[start EXTRACTED RECORDS]

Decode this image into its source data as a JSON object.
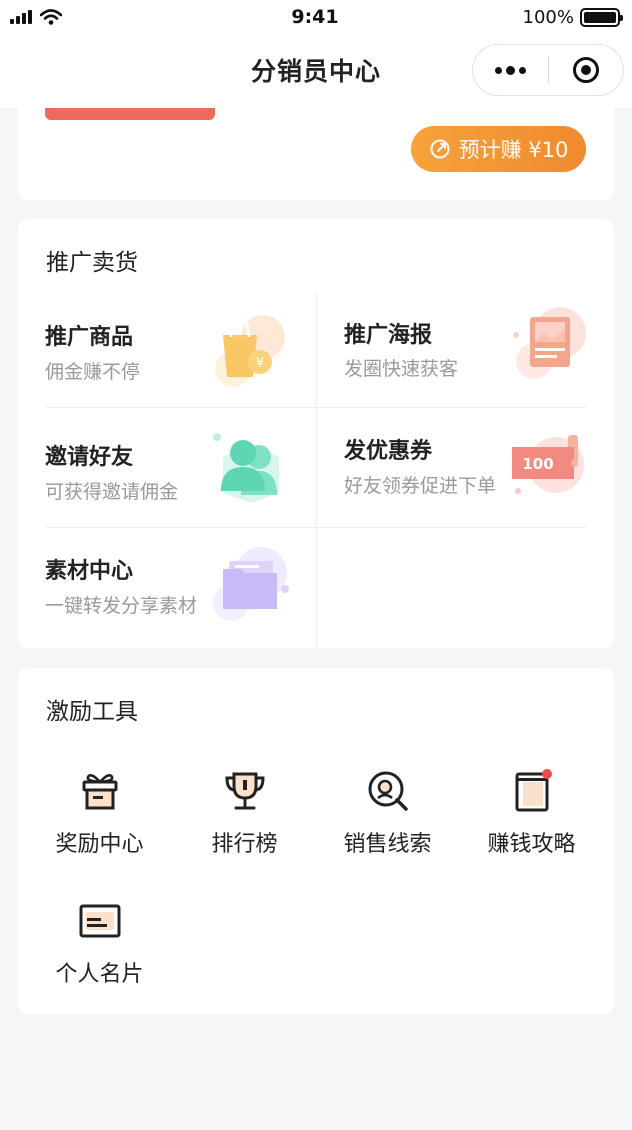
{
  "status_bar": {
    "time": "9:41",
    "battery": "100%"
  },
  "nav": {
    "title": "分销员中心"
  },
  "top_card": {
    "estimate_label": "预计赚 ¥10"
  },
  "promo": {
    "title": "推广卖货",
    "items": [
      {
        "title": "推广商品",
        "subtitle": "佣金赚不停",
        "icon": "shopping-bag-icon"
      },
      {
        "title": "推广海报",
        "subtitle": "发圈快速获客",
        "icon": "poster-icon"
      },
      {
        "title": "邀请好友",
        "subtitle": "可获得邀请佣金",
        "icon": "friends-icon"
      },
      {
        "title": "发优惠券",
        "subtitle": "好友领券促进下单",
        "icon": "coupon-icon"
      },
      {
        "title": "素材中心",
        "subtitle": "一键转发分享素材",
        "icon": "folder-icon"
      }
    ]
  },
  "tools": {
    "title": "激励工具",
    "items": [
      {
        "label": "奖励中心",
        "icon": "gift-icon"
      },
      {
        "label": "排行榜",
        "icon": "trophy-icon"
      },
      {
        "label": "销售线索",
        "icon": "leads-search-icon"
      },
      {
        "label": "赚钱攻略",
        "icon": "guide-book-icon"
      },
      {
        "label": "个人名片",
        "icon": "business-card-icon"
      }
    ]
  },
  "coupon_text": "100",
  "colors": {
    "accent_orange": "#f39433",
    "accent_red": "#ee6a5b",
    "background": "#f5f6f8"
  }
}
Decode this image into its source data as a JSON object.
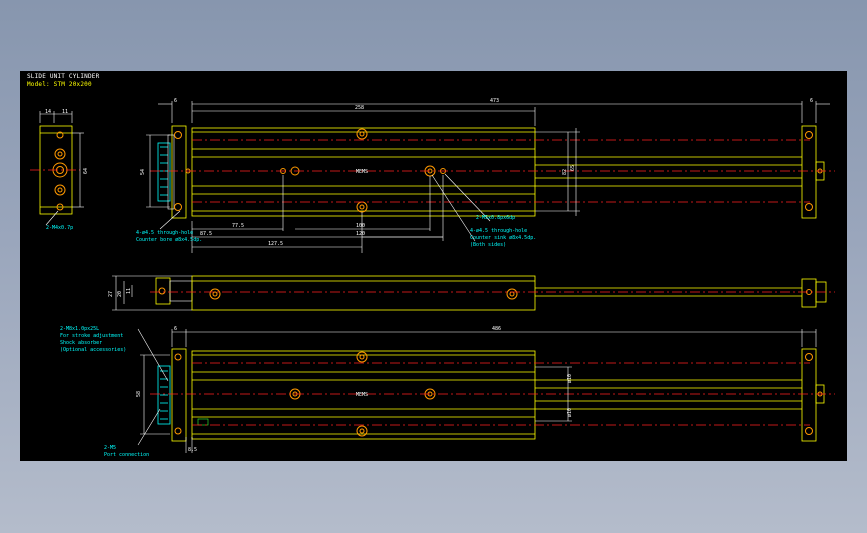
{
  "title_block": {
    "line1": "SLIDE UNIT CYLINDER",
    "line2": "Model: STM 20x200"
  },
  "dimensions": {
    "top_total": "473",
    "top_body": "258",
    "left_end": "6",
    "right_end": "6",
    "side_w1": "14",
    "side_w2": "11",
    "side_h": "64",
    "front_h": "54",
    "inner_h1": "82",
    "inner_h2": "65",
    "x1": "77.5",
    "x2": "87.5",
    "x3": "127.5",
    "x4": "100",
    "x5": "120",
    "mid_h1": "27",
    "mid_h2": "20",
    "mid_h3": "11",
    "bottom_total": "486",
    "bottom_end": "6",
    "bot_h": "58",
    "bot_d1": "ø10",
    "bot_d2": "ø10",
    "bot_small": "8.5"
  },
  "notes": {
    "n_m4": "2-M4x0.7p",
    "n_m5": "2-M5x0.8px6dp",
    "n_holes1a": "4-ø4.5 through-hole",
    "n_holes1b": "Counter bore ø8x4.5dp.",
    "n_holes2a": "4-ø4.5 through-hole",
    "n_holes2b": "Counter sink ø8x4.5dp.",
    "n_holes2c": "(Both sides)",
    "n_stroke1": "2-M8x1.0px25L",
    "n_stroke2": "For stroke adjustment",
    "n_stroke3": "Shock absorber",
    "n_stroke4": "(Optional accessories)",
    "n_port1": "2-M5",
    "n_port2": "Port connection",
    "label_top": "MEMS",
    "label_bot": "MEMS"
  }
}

[end EXTRACTED RECORDS]

--- SHORT EXERCISE ---
Print the entries above exactly, taking out only the pictures.

--- CORRECT RESPONSE ---
Decode this image into its source data as a JSON object.
{
  "status_bar": {
    "time": "9:41",
    "battery": "100%"
  },
  "nav": {
    "title": "分销员中心"
  },
  "top_card": {
    "estimate_label": "预计赚 ¥10"
  },
  "promo": {
    "title": "推广卖货",
    "items": [
      {
        "title": "推广商品",
        "subtitle": "佣金赚不停",
        "icon": "shopping-bag-icon"
      },
      {
        "title": "推广海报",
        "subtitle": "发圈快速获客",
        "icon": "poster-icon"
      },
      {
        "title": "邀请好友",
        "subtitle": "可获得邀请佣金",
        "icon": "friends-icon"
      },
      {
        "title": "发优惠券",
        "subtitle": "好友领券促进下单",
        "icon": "coupon-icon"
      },
      {
        "title": "素材中心",
        "subtitle": "一键转发分享素材",
        "icon": "folder-icon"
      }
    ]
  },
  "tools": {
    "title": "激励工具",
    "items": [
      {
        "label": "奖励中心",
        "icon": "gift-icon"
      },
      {
        "label": "排行榜",
        "icon": "trophy-icon"
      },
      {
        "label": "销售线索",
        "icon": "leads-search-icon"
      },
      {
        "label": "赚钱攻略",
        "icon": "guide-book-icon"
      },
      {
        "label": "个人名片",
        "icon": "business-card-icon"
      }
    ]
  },
  "coupon_text": "100",
  "colors": {
    "accent_orange": "#f39433",
    "accent_red": "#ee6a5b",
    "background": "#f5f6f8"
  }
}
Decode this image into its source data as a JSON object.
{
  "title_block": {
    "line1": "SLIDE UNIT CYLINDER",
    "line2": "Model: STM 20x200"
  },
  "dimensions": {
    "top_total": "473",
    "top_body": "258",
    "left_end": "6",
    "right_end": "6",
    "side_w1": "14",
    "side_w2": "11",
    "side_h": "64",
    "front_h": "54",
    "inner_h1": "82",
    "inner_h2": "65",
    "x1": "77.5",
    "x2": "87.5",
    "x3": "127.5",
    "x4": "100",
    "x5": "120",
    "mid_h1": "27",
    "mid_h2": "20",
    "mid_h3": "11",
    "bottom_total": "486",
    "bottom_end": "6",
    "bot_h": "58",
    "bot_d1": "ø10",
    "bot_d2": "ø10",
    "bot_small": "8.5"
  },
  "notes": {
    "n_m4": "2-M4x0.7p",
    "n_m5": "2-M5x0.8px6dp",
    "n_holes1a": "4-ø4.5 through-hole",
    "n_holes1b": "Counter bore ø8x4.5dp.",
    "n_holes2a": "4-ø4.5 through-hole",
    "n_holes2b": "Counter sink ø8x4.5dp.",
    "n_holes2c": "(Both sides)",
    "n_stroke1": "2-M8x1.0px25L",
    "n_stroke2": "For stroke adjustment",
    "n_stroke3": "Shock absorber",
    "n_stroke4": "(Optional accessories)",
    "n_port1": "2-M5",
    "n_port2": "Port connection",
    "label_top": "MEMS",
    "label_bot": "MEMS"
  }
}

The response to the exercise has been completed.